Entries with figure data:
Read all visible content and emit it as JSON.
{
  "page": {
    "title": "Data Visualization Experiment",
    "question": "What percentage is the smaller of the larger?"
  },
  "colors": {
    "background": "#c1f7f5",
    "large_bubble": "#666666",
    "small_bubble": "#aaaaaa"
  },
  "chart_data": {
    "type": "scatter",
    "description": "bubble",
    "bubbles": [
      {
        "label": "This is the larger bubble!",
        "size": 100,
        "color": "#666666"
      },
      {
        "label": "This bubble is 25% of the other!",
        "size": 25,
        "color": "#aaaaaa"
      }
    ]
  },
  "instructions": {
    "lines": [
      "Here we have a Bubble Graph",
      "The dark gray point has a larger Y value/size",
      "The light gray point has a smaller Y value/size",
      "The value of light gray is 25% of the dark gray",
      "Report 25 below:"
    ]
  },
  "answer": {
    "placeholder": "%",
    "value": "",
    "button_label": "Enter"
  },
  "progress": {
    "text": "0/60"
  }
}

### Stated task
Repeat the whole listing exactly, keeping every line intact.

### Correct result
Read all visible content and emit it as JSON.
{
  "page": {
    "title": "Data Visualization Experiment",
    "question": "What percentage is the smaller of the larger?"
  },
  "colors": {
    "background": "#c1f7f5",
    "large_bubble": "#666666",
    "small_bubble": "#aaaaaa"
  },
  "chart_data": {
    "type": "scatter",
    "description": "bubble",
    "bubbles": [
      {
        "label": "This is the larger bubble!",
        "size": 100,
        "color": "#666666"
      },
      {
        "label": "This bubble is 25% of the other!",
        "size": 25,
        "color": "#aaaaaa"
      }
    ]
  },
  "instructions": {
    "lines": [
      "Here we have a Bubble Graph",
      "The dark gray point has a larger Y value/size",
      "The light gray point has a smaller Y value/size",
      "The value of light gray is 25% of the dark gray",
      "Report 25 below:"
    ]
  },
  "answer": {
    "placeholder": "%",
    "value": "",
    "button_label": "Enter"
  },
  "progress": {
    "text": "0/60"
  }
}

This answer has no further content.